Your task → Your task is to copy every line of this material exactly.
-- START OF Record extracts --
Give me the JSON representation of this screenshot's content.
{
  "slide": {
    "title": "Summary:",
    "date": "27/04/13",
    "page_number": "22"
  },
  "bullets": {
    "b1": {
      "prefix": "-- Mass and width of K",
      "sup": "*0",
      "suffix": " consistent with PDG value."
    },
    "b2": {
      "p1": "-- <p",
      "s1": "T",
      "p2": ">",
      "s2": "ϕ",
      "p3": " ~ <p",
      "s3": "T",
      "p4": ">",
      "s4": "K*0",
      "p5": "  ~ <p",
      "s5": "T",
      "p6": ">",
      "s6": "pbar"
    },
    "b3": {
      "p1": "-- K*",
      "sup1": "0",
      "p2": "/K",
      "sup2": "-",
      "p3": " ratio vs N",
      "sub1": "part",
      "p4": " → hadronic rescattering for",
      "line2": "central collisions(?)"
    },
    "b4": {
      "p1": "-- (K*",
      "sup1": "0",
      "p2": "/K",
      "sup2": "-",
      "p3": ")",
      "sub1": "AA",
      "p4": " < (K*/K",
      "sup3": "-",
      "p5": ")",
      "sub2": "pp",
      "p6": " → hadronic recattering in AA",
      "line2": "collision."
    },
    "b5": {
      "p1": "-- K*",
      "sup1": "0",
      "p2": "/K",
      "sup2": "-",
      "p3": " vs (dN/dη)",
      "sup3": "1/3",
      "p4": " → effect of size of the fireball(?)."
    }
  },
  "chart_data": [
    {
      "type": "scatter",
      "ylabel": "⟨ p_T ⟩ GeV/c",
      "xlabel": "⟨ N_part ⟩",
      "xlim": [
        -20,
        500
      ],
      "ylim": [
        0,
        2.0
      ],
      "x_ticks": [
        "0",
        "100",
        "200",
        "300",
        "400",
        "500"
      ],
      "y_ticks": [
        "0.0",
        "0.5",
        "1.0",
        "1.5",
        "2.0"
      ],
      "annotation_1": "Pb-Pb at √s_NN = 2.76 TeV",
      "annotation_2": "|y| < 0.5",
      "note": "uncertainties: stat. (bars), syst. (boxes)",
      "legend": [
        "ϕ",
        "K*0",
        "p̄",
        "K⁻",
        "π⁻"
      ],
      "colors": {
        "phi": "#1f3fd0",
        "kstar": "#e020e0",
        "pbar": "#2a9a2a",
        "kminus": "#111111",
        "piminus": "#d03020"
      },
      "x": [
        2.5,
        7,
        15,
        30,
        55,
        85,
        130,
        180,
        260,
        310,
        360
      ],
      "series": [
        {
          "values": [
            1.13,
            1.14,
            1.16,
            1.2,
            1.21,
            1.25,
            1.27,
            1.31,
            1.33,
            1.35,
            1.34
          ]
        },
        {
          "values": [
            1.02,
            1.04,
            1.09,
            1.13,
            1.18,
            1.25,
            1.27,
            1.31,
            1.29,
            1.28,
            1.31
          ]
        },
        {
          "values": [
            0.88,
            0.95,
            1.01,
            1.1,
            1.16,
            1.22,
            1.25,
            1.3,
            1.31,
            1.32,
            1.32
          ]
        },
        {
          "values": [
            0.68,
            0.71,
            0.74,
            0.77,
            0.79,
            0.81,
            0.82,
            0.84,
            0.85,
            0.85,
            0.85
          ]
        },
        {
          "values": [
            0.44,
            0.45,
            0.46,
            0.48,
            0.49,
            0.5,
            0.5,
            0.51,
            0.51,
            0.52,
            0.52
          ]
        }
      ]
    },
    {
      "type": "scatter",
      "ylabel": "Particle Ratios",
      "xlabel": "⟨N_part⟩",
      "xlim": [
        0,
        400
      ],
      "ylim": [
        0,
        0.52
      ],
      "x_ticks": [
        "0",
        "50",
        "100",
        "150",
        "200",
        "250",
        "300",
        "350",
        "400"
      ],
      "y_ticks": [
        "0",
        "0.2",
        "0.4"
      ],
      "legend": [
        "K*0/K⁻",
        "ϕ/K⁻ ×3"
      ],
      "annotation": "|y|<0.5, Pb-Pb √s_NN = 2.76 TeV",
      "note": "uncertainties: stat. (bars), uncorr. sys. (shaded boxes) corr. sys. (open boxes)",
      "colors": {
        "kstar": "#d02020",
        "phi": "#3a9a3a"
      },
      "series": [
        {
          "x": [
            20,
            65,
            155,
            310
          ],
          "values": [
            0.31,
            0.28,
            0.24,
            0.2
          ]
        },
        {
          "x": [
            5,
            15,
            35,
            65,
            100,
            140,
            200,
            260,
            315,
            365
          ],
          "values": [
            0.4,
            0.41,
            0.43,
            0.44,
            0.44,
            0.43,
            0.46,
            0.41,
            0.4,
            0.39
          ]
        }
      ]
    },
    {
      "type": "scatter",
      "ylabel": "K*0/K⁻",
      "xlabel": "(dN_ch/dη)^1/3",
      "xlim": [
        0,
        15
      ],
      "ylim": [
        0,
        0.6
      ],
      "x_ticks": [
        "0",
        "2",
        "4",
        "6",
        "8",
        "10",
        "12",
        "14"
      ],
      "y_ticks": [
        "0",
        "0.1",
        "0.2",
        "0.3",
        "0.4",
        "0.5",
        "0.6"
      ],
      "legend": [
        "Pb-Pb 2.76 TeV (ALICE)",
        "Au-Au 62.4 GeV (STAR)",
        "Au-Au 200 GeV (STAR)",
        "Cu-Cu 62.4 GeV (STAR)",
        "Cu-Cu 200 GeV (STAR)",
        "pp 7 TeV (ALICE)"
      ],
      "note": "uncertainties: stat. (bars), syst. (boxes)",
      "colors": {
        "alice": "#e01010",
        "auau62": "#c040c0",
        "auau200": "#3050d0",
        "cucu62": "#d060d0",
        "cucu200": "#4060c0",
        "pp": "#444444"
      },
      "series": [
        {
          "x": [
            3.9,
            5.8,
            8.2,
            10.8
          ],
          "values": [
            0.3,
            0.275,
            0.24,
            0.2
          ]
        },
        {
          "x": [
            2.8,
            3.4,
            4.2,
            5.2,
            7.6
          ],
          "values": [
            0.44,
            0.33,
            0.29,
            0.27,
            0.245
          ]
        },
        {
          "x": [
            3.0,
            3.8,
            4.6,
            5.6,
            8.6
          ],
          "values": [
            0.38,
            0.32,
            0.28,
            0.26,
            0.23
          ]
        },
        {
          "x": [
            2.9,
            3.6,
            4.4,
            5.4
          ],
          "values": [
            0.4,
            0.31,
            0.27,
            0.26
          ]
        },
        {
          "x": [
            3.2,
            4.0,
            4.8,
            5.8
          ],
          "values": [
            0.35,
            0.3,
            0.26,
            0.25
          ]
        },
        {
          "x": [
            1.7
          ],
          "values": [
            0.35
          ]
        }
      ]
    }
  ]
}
-- END OF Record extracts --
Result of this exercise →
Give me the JSON representation of this screenshot's content.
{
  "slide": {
    "title": "Summary:",
    "date": "27/04/13",
    "page_number": "22"
  },
  "bullets": {
    "b1": {
      "prefix": "-- Mass and width of K",
      "sup": "*0",
      "suffix": " consistent with PDG value."
    },
    "b2": {
      "p1": "-- <p",
      "s1": "T",
      "p2": ">",
      "s2": "ϕ",
      "p3": " ~ <p",
      "s3": "T",
      "p4": ">",
      "s4": "K*0",
      "p5": "  ~ <p",
      "s5": "T",
      "p6": ">",
      "s6": "pbar"
    },
    "b3": {
      "p1": "-- K*",
      "sup1": "0",
      "p2": "/K",
      "sup2": "-",
      "p3": " ratio vs N",
      "sub1": "part",
      "p4": " → hadronic rescattering for",
      "line2": "central collisions(?)"
    },
    "b4": {
      "p1": "-- (K*",
      "sup1": "0",
      "p2": "/K",
      "sup2": "-",
      "p3": ")",
      "sub1": "AA",
      "p4": " < (K*/K",
      "sup3": "-",
      "p5": ")",
      "sub2": "pp",
      "p6": " → hadronic recattering in AA",
      "line2": "collision."
    },
    "b5": {
      "p1": "-- K*",
      "sup1": "0",
      "p2": "/K",
      "sup2": "-",
      "p3": " vs (dN/dη)",
      "sup3": "1/3",
      "p4": " → effect of size of the fireball(?)."
    }
  },
  "chart_data": [
    {
      "type": "scatter",
      "ylabel": "⟨ p_T ⟩ GeV/c",
      "xlabel": "⟨ N_part ⟩",
      "xlim": [
        -20,
        500
      ],
      "ylim": [
        0,
        2.0
      ],
      "x_ticks": [
        "0",
        "100",
        "200",
        "300",
        "400",
        "500"
      ],
      "y_ticks": [
        "0.0",
        "0.5",
        "1.0",
        "1.5",
        "2.0"
      ],
      "annotation_1": "Pb-Pb at √s_NN = 2.76 TeV",
      "annotation_2": "|y| < 0.5",
      "note": "uncertainties: stat. (bars), syst. (boxes)",
      "legend": [
        "ϕ",
        "K*0",
        "p̄",
        "K⁻",
        "π⁻"
      ],
      "colors": {
        "phi": "#1f3fd0",
        "kstar": "#e020e0",
        "pbar": "#2a9a2a",
        "kminus": "#111111",
        "piminus": "#d03020"
      },
      "x": [
        2.5,
        7,
        15,
        30,
        55,
        85,
        130,
        180,
        260,
        310,
        360
      ],
      "series": [
        {
          "values": [
            1.13,
            1.14,
            1.16,
            1.2,
            1.21,
            1.25,
            1.27,
            1.31,
            1.33,
            1.35,
            1.34
          ]
        },
        {
          "values": [
            1.02,
            1.04,
            1.09,
            1.13,
            1.18,
            1.25,
            1.27,
            1.31,
            1.29,
            1.28,
            1.31
          ]
        },
        {
          "values": [
            0.88,
            0.95,
            1.01,
            1.1,
            1.16,
            1.22,
            1.25,
            1.3,
            1.31,
            1.32,
            1.32
          ]
        },
        {
          "values": [
            0.68,
            0.71,
            0.74,
            0.77,
            0.79,
            0.81,
            0.82,
            0.84,
            0.85,
            0.85,
            0.85
          ]
        },
        {
          "values": [
            0.44,
            0.45,
            0.46,
            0.48,
            0.49,
            0.5,
            0.5,
            0.51,
            0.51,
            0.52,
            0.52
          ]
        }
      ]
    },
    {
      "type": "scatter",
      "ylabel": "Particle Ratios",
      "xlabel": "⟨N_part⟩",
      "xlim": [
        0,
        400
      ],
      "ylim": [
        0,
        0.52
      ],
      "x_ticks": [
        "0",
        "50",
        "100",
        "150",
        "200",
        "250",
        "300",
        "350",
        "400"
      ],
      "y_ticks": [
        "0",
        "0.2",
        "0.4"
      ],
      "legend": [
        "K*0/K⁻",
        "ϕ/K⁻ ×3"
      ],
      "annotation": "|y|<0.5, Pb-Pb √s_NN = 2.76 TeV",
      "note": "uncertainties: stat. (bars), uncorr. sys. (shaded boxes) corr. sys. (open boxes)",
      "colors": {
        "kstar": "#d02020",
        "phi": "#3a9a3a"
      },
      "series": [
        {
          "x": [
            20,
            65,
            155,
            310
          ],
          "values": [
            0.31,
            0.28,
            0.24,
            0.2
          ]
        },
        {
          "x": [
            5,
            15,
            35,
            65,
            100,
            140,
            200,
            260,
            315,
            365
          ],
          "values": [
            0.4,
            0.41,
            0.43,
            0.44,
            0.44,
            0.43,
            0.46,
            0.41,
            0.4,
            0.39
          ]
        }
      ]
    },
    {
      "type": "scatter",
      "ylabel": "K*0/K⁻",
      "xlabel": "(dN_ch/dη)^1/3",
      "xlim": [
        0,
        15
      ],
      "ylim": [
        0,
        0.6
      ],
      "x_ticks": [
        "0",
        "2",
        "4",
        "6",
        "8",
        "10",
        "12",
        "14"
      ],
      "y_ticks": [
        "0",
        "0.1",
        "0.2",
        "0.3",
        "0.4",
        "0.5",
        "0.6"
      ],
      "legend": [
        "Pb-Pb 2.76 TeV (ALICE)",
        "Au-Au 62.4 GeV (STAR)",
        "Au-Au 200 GeV (STAR)",
        "Cu-Cu 62.4 GeV (STAR)",
        "Cu-Cu 200 GeV (STAR)",
        "pp 7 TeV (ALICE)"
      ],
      "note": "uncertainties: stat. (bars), syst. (boxes)",
      "colors": {
        "alice": "#e01010",
        "auau62": "#c040c0",
        "auau200": "#3050d0",
        "cucu62": "#d060d0",
        "cucu200": "#4060c0",
        "pp": "#444444"
      },
      "series": [
        {
          "x": [
            3.9,
            5.8,
            8.2,
            10.8
          ],
          "values": [
            0.3,
            0.275,
            0.24,
            0.2
          ]
        },
        {
          "x": [
            2.8,
            3.4,
            4.2,
            5.2,
            7.6
          ],
          "values": [
            0.44,
            0.33,
            0.29,
            0.27,
            0.245
          ]
        },
        {
          "x": [
            3.0,
            3.8,
            4.6,
            5.6,
            8.6
          ],
          "values": [
            0.38,
            0.32,
            0.28,
            0.26,
            0.23
          ]
        },
        {
          "x": [
            2.9,
            3.6,
            4.4,
            5.4
          ],
          "values": [
            0.4,
            0.31,
            0.27,
            0.26
          ]
        },
        {
          "x": [
            3.2,
            4.0,
            4.8,
            5.8
          ],
          "values": [
            0.35,
            0.3,
            0.26,
            0.25
          ]
        },
        {
          "x": [
            1.7
          ],
          "values": [
            0.35
          ]
        }
      ]
    }
  ]
}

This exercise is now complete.